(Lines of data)
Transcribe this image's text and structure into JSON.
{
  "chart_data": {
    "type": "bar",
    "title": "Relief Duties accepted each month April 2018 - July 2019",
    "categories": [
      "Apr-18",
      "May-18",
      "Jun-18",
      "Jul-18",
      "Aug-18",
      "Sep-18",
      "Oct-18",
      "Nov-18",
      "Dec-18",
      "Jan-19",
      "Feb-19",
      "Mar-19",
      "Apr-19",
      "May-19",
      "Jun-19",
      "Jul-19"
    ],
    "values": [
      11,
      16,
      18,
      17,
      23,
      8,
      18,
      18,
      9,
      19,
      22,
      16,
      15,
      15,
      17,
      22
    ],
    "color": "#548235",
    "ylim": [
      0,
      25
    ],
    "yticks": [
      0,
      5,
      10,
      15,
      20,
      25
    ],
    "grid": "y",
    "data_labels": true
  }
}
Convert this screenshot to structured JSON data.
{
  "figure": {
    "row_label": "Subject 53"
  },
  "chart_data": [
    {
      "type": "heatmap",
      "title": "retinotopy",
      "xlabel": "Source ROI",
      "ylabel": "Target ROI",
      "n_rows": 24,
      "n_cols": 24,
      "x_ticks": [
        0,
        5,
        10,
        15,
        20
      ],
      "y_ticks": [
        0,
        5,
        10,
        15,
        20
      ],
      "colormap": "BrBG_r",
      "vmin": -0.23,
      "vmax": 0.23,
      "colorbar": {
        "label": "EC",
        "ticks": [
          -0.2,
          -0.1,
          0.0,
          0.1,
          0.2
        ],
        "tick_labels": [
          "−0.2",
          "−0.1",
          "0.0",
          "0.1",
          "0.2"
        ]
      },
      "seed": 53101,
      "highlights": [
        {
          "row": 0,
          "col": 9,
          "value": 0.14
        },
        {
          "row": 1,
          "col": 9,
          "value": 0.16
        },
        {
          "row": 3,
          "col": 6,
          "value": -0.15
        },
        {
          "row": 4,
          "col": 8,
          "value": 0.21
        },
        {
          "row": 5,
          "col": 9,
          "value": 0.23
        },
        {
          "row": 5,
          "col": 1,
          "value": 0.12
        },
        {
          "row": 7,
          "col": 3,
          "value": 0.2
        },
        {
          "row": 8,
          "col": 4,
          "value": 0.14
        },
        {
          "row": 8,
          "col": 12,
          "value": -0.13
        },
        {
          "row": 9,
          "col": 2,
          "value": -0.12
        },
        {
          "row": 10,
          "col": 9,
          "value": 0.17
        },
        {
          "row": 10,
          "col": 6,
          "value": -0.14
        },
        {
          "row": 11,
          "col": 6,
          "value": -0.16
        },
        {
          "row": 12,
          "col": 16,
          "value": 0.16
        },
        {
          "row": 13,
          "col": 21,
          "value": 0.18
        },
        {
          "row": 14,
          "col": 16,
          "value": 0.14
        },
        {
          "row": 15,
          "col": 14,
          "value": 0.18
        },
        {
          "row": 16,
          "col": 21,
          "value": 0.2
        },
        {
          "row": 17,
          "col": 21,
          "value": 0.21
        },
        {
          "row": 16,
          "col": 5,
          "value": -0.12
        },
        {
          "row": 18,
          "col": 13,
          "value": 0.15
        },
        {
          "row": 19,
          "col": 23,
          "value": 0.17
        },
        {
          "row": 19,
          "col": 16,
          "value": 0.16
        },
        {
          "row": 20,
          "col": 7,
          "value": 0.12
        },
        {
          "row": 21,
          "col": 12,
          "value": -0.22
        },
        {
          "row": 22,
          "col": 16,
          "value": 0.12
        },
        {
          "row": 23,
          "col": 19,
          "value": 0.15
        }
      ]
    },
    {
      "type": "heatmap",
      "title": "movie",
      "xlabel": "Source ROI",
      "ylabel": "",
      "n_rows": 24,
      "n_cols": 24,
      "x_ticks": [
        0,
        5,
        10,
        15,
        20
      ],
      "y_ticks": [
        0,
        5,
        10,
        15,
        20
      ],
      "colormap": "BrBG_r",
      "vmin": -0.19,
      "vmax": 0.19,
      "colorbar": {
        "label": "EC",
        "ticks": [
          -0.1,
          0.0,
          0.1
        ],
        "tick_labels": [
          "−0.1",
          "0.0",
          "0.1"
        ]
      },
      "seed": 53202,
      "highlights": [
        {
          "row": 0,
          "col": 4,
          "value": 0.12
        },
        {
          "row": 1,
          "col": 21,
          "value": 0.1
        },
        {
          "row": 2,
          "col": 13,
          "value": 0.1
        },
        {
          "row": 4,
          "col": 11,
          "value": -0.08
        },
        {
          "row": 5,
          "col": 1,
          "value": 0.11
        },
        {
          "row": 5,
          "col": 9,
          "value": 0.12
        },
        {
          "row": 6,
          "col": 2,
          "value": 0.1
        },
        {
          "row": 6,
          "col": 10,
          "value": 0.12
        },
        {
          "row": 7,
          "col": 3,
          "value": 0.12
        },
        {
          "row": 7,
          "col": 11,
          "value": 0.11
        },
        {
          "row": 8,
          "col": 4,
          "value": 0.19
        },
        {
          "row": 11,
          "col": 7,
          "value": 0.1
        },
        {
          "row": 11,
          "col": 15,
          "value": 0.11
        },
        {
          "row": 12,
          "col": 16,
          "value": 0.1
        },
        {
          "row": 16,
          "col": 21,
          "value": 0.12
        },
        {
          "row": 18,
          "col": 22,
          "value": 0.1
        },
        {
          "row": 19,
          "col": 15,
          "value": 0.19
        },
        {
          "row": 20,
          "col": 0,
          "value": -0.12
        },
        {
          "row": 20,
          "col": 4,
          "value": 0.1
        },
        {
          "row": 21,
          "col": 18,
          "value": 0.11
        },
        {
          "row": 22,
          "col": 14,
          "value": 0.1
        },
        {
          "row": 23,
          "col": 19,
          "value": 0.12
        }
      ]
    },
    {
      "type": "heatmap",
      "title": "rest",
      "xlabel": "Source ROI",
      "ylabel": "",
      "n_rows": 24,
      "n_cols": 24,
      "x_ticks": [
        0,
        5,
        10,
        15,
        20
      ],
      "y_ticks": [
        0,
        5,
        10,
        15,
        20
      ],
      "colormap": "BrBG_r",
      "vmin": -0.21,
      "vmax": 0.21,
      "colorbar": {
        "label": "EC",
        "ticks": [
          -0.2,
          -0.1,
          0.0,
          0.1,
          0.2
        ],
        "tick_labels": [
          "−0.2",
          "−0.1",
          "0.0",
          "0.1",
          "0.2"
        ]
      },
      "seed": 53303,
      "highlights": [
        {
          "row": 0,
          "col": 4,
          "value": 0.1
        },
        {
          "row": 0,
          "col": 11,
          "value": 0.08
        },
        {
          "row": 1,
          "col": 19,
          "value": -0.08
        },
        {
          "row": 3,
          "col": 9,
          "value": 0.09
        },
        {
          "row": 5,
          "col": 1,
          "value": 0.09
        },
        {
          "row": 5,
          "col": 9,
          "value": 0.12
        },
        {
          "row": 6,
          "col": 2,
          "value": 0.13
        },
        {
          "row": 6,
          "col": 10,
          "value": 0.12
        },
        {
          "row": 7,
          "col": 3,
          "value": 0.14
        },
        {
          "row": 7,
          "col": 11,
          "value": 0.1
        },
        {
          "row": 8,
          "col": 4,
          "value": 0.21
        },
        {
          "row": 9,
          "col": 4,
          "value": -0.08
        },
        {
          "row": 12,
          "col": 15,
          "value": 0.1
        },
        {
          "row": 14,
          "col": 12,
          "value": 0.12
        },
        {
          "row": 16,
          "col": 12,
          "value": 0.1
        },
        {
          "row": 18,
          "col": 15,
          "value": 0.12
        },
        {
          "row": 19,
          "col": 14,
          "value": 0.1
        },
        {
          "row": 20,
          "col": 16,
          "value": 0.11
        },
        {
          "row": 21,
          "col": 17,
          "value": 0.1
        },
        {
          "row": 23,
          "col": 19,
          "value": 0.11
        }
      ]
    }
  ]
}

= Exercise objective =
Lines that include the word "this" — how many are there in the data? Answer with the number alone.

= Solved problem =
2